__Exercise objective__. Count how many lines below include the string "name", and give that number without anything else.

__Input records__.
--
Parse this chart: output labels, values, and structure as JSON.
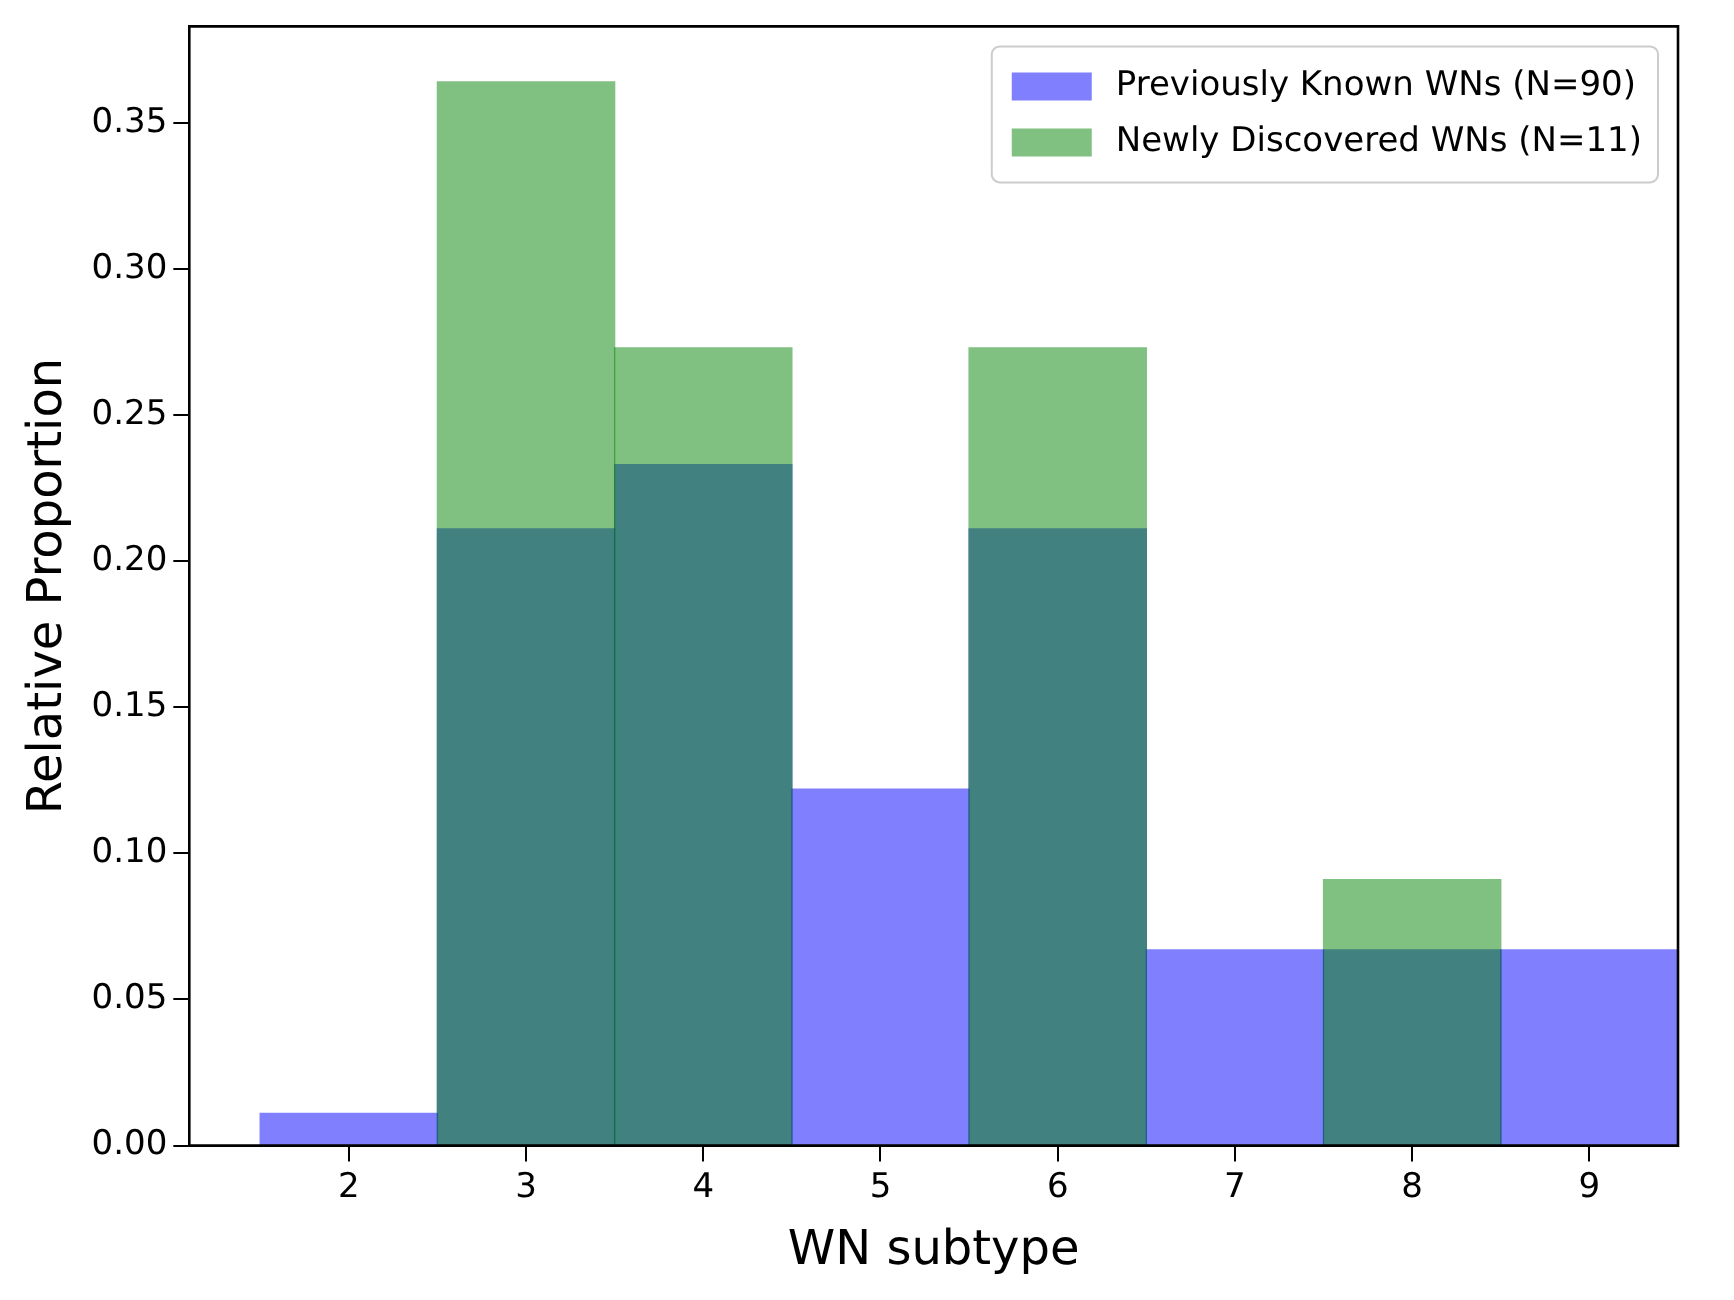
{
  "chart_data": {
    "type": "histogram",
    "xlabel": "WN subtype",
    "ylabel": "Relative Proportion",
    "bins": [
      1.5,
      2.5,
      3.5,
      4.5,
      5.5,
      6.5,
      7.5,
      8.5,
      9.5
    ],
    "series": [
      {
        "name": "Previously Known WNs (N=90)",
        "color": "#8080ff",
        "values": [
          0.011,
          0.211,
          0.233,
          0.122,
          0.211,
          0.067,
          0.067,
          0.067
        ]
      },
      {
        "name": "Newly Discovered WNs (N=11)",
        "color": "#80c080",
        "values": [
          0,
          0.364,
          0.273,
          0,
          0.273,
          0,
          0.091,
          0
        ]
      }
    ],
    "xlim": [
      1.1,
      9.5
    ],
    "xticks": [
      2,
      3,
      4,
      5,
      6,
      7,
      8,
      9
    ],
    "ylim": [
      0,
      0.383
    ],
    "yticks": [
      {
        "value": 0,
        "label": "0.00"
      },
      {
        "value": 0.05,
        "label": "0.05"
      },
      {
        "value": 0.1,
        "label": "0.10"
      },
      {
        "value": 0.15,
        "label": "0.15"
      },
      {
        "value": 0.2,
        "label": "0.20"
      },
      {
        "value": 0.25,
        "label": "0.25"
      },
      {
        "value": 0.3,
        "label": "0.30"
      },
      {
        "value": 0.35,
        "label": "0.35"
      }
    ],
    "grid": false,
    "legend": "top right"
  }
}
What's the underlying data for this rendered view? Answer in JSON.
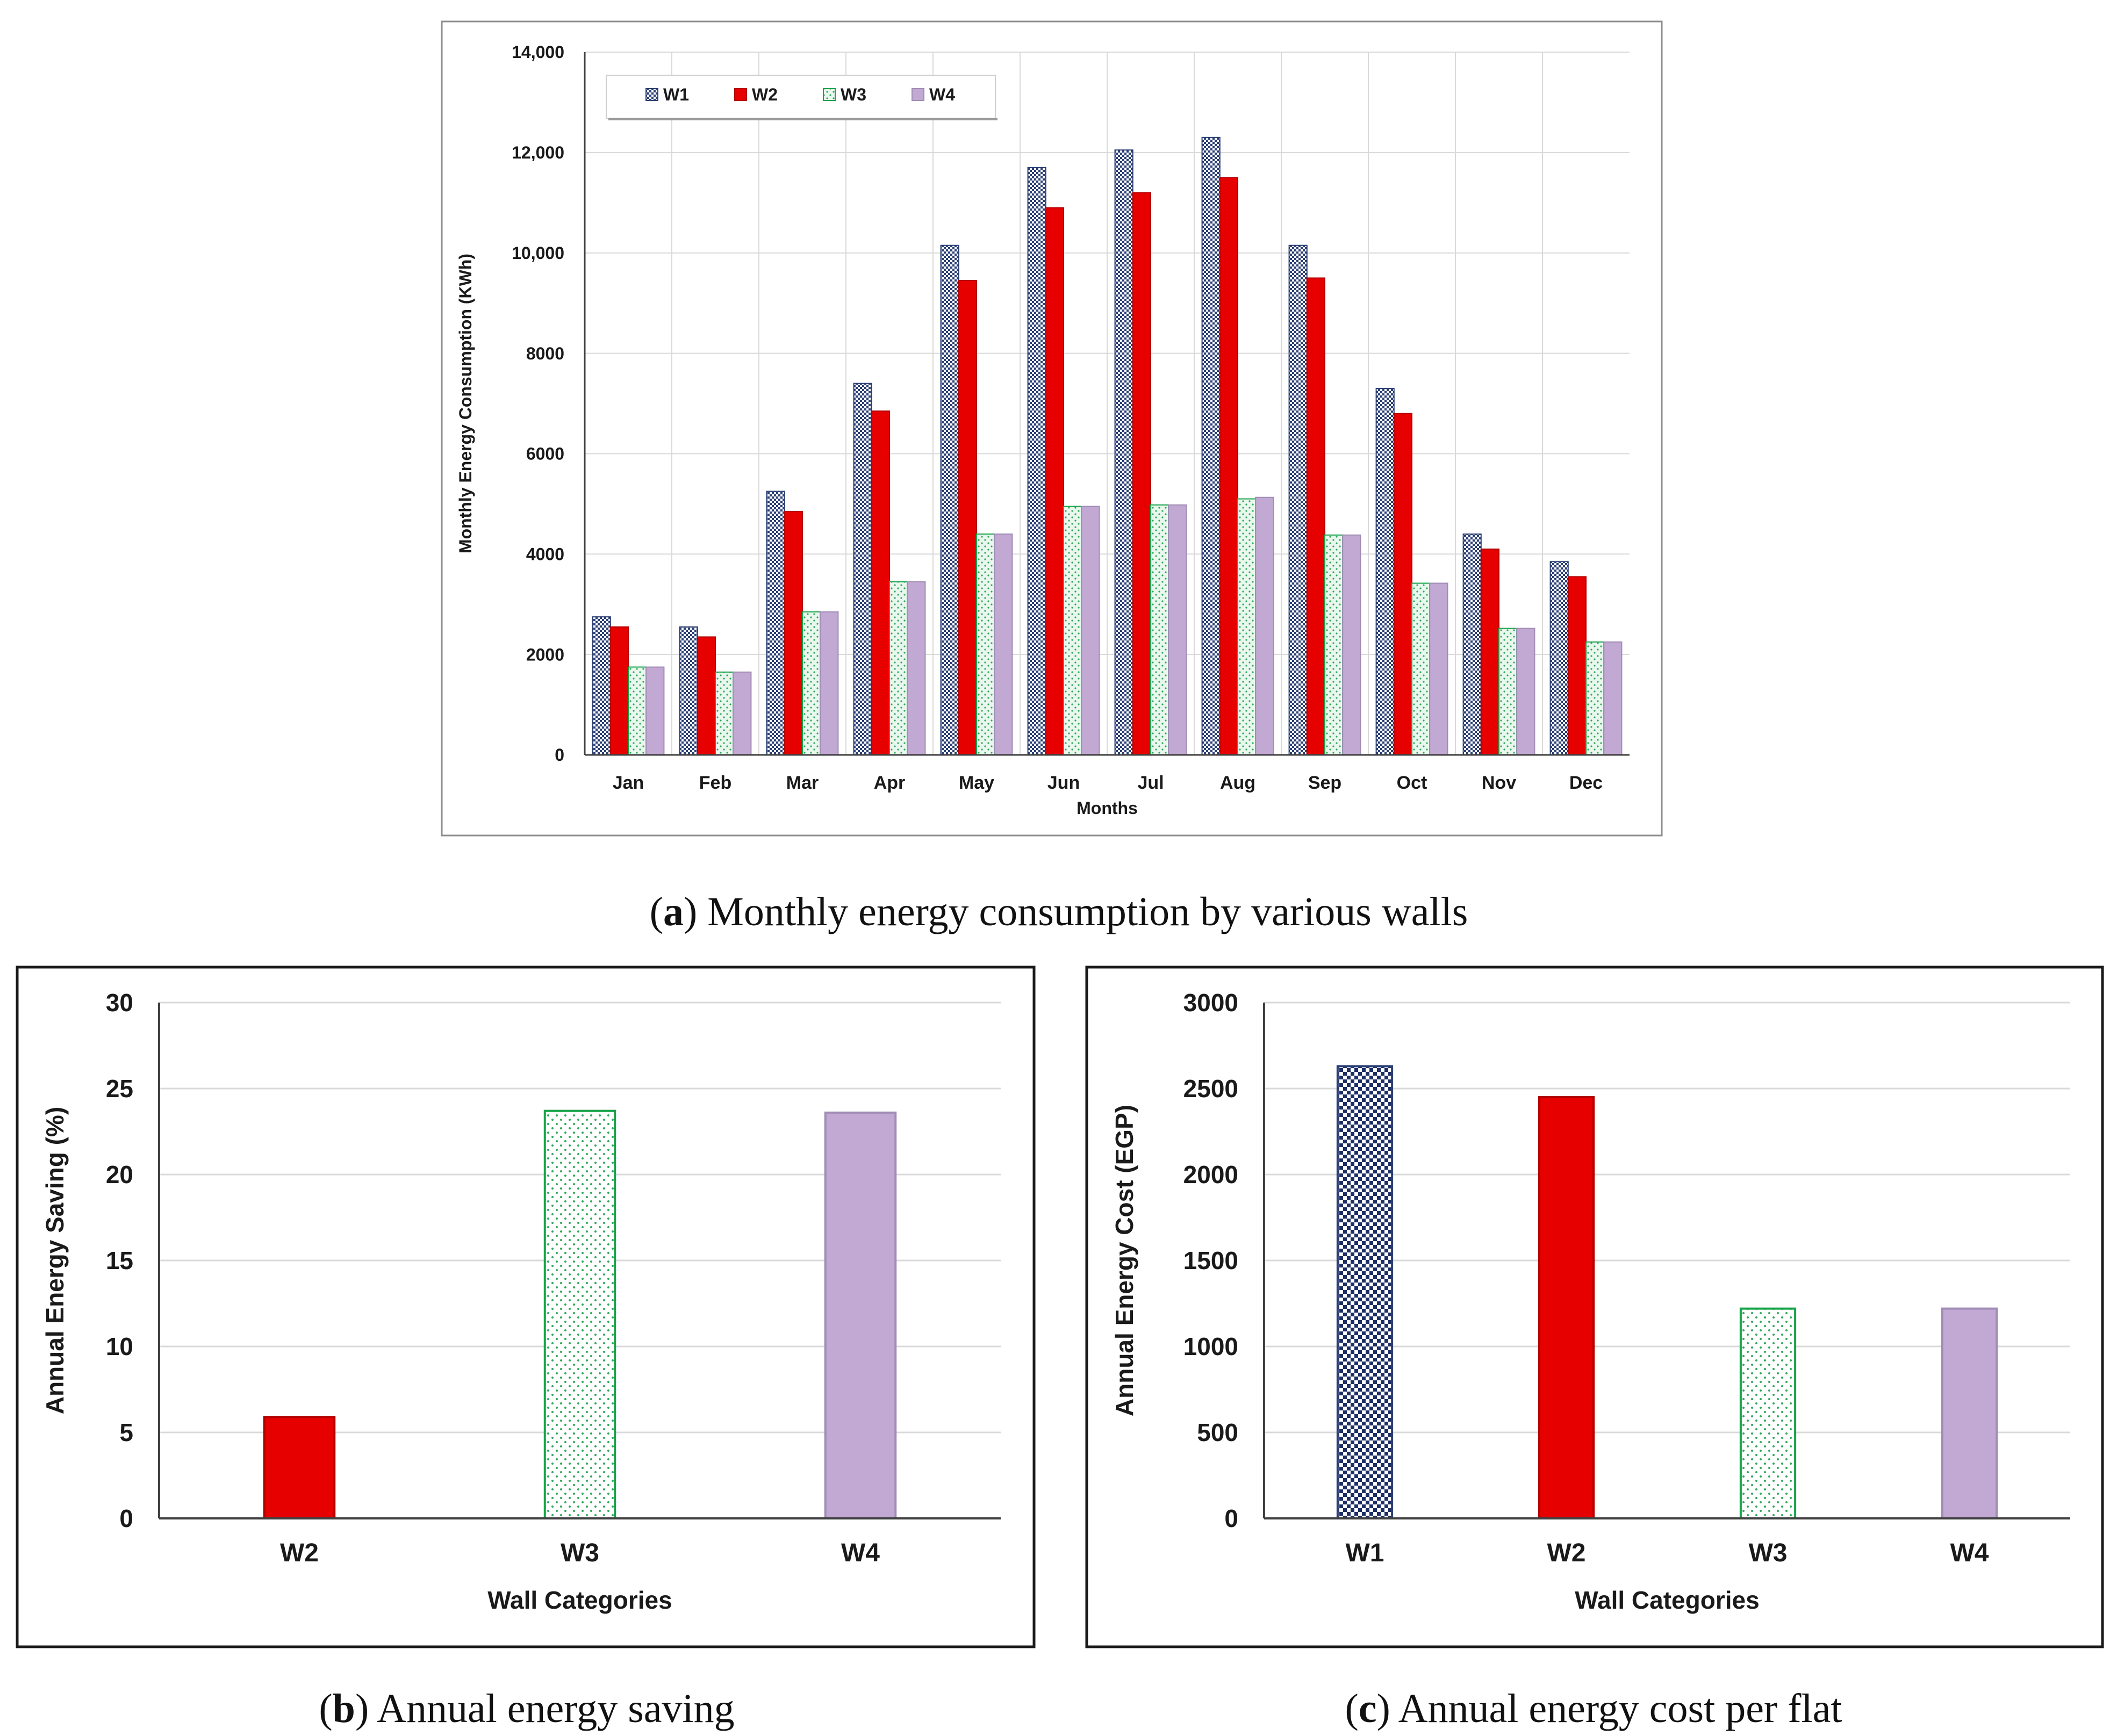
{
  "colors": {
    "W1": "#2b3f74",
    "W2": "#e60000",
    "W3": "#17a349",
    "W4": "#c2a9d3",
    "grid": "#d9d9d9",
    "axis": "#404040"
  },
  "chart_data": [
    {
      "id": "a",
      "type": "bar",
      "title": "",
      "xlabel": "Months",
      "ylabel": "Monthly Energy Consumption  (KWh)",
      "ylim": [
        0,
        14000
      ],
      "yticks": [
        0,
        2000,
        4000,
        6000,
        8000,
        10000,
        12000,
        14000
      ],
      "ytick_labels": [
        "0",
        "2000",
        "4000",
        "6000",
        "8000",
        "10,000",
        "12,000",
        "14,000"
      ],
      "categories": [
        "Jan",
        "Feb",
        "Mar",
        "Apr",
        "May",
        "Jun",
        "Jul",
        "Aug",
        "Sep",
        "Oct",
        "Nov",
        "Dec"
      ],
      "legend": {
        "placement": "top-left",
        "labels": [
          "W1",
          "W2",
          "W3",
          "W4"
        ]
      },
      "series": [
        {
          "name": "W1",
          "values": [
            2750,
            2550,
            5250,
            7400,
            10150,
            11700,
            12050,
            12300,
            10150,
            7300,
            4400,
            3850
          ]
        },
        {
          "name": "W2",
          "values": [
            2550,
            2350,
            4850,
            6850,
            9450,
            10900,
            11200,
            11500,
            9500,
            6800,
            4100,
            3550
          ]
        },
        {
          "name": "W3",
          "values": [
            1750,
            1650,
            2850,
            3450,
            4400,
            4950,
            4980,
            5100,
            4380,
            3420,
            2520,
            2250
          ]
        },
        {
          "name": "W4",
          "values": [
            1750,
            1650,
            2850,
            3450,
            4400,
            4950,
            4980,
            5130,
            4380,
            3420,
            2520,
            2250
          ]
        }
      ]
    },
    {
      "id": "b",
      "type": "bar",
      "title": "",
      "xlabel": "Wall Categories",
      "ylabel": "Annual Energy Saving (%)",
      "ylim": [
        0,
        30
      ],
      "yticks": [
        0,
        5,
        10,
        15,
        20,
        25,
        30
      ],
      "ytick_labels": [
        "0",
        "5",
        "10",
        "15",
        "20",
        "25",
        "30"
      ],
      "categories": [
        "W2",
        "W3",
        "W4"
      ],
      "values": [
        5.9,
        23.7,
        23.6
      ]
    },
    {
      "id": "c",
      "type": "bar",
      "title": "",
      "xlabel": "Wall Categories",
      "ylabel": "Annual Energy Cost (EGP)",
      "ylim": [
        0,
        3000
      ],
      "yticks": [
        0,
        500,
        1000,
        1500,
        2000,
        2500,
        3000
      ],
      "ytick_labels": [
        "0",
        "500",
        "1000",
        "1500",
        "2000",
        "2500",
        "3000"
      ],
      "categories": [
        "W1",
        "W2",
        "W3",
        "W4"
      ],
      "values": [
        2630,
        2450,
        1220,
        1220
      ]
    }
  ],
  "captions": {
    "a": {
      "letter": "a",
      "text": ") Monthly energy consumption by various walls"
    },
    "b": {
      "letter": "b",
      "text": ") Annual energy saving"
    },
    "c": {
      "letter": "c",
      "text": ") Annual energy cost per flat"
    }
  }
}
--
__Exercise result__. 6